Trecho selecionado
══════════

Folha - Ao observar de perto o dia-a-dia dos pacientes, o que lhe chamou atenção? Liana de Moraes - Circulava pelos corredores do hospital e pensava em como tornar o tratamento mais humano, de forma a aumentar a auto-estima daqueles que se submetem a este tipo de tratamento. Era um questionamento diário do que eu poderia fazer de concreto. Umas das coisas que observei muito é que, no tratamento de câncer, por ser mais demorado, geralmente o paciente se sente confinado, desmotivado e até mesmo em depressão. Quando tem uma ligeira melhora, o médico sugere um passeio pelo corredor, e o universo passa a ser muito pequeno. Quando estive no Memorial Sloan-Kettering Cancer Center (EUA), fiquei observando procedimentos e ações feitas por voluntários. Vi o Centro de Convivência e me empolguei em trazer a idéia para o Brasil.

Folha - Você foi convidada para renovar a Rede Feminina de Combate ao Câncer. Como é isso na prática?

══════════

[Dados de compreensão de documentos]
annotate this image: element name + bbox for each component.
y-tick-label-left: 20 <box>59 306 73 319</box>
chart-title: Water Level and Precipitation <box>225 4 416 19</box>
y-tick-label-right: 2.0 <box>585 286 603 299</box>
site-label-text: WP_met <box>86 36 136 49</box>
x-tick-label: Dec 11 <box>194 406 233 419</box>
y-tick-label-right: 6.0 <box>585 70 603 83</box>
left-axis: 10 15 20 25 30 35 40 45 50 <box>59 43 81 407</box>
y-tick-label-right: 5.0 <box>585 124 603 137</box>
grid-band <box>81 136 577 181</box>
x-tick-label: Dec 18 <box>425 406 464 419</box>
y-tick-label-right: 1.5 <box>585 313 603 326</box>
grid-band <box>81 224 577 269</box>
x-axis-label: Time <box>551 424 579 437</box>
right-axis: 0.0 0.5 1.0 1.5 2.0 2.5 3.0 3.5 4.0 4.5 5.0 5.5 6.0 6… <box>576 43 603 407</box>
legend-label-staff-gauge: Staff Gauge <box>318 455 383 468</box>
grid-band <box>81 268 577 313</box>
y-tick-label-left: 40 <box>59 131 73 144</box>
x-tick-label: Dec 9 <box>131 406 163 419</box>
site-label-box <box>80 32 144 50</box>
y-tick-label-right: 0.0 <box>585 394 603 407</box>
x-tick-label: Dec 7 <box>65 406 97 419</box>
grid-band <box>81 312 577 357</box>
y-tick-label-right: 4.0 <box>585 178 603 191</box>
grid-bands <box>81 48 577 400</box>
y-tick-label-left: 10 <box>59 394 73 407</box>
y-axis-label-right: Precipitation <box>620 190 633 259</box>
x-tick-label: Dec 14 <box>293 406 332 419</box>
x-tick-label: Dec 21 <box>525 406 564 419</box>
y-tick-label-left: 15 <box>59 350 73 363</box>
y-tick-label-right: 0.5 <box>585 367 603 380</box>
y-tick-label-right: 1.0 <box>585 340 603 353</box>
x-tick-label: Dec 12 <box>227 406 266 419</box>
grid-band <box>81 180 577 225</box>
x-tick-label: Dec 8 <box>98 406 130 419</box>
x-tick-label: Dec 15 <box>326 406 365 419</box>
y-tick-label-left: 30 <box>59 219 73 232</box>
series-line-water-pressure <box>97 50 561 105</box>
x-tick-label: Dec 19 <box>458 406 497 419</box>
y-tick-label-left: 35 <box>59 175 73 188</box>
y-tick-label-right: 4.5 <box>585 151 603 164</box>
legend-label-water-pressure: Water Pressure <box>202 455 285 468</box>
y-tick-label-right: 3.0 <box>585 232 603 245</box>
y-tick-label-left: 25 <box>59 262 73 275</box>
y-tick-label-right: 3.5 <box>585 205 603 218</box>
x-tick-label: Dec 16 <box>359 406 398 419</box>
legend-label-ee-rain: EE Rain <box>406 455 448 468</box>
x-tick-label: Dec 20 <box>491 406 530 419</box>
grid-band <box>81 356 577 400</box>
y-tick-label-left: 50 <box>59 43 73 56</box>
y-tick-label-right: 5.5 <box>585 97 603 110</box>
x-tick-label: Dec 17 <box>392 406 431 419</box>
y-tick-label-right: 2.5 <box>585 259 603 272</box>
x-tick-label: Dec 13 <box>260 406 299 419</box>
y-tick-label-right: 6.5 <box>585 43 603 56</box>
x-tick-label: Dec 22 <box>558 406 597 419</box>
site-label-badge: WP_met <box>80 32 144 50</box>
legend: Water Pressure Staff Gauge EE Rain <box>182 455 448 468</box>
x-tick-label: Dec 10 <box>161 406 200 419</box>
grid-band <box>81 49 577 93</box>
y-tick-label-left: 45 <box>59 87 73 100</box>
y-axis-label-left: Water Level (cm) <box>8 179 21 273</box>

══════════

Requisitos da tarefa
Extraia da entrevista, sem qualquer alteração, a parte que começa nas palavras que contêm "Folha - Ao observar" e termina em "para o Brasil.".

Solução proposta
Folha - Ao observar de perto o dia-a-dia dos pacientes, o que lhe chamou atenção? Liana de Moraes - Circulava pelos corredores do hospital e pensava em como tornar o tratamento mais humano, de forma a aumentar a auto-estima daqueles que se submetem a este tipo de tratamento. Era um questionamento diário do que eu poderia fazer de concreto. Umas das coisas que observei muito é que, no tratamento de câncer, por ser mais demorado, geralmente o paciente se sente confinado, desmotivado e até mesmo em depressão. Quando tem uma ligeira melhora, o médico sugere um passeio pelo corredor, e o universo passa a ser muito pequeno. Quando estive no Memorial Sloan-Kettering Cancer Center (EUA), fiquei observando procedimentos e ações feitas por voluntários. Vi o Centro de Convivência e me empolguei em trazer a idéia para o Brasil.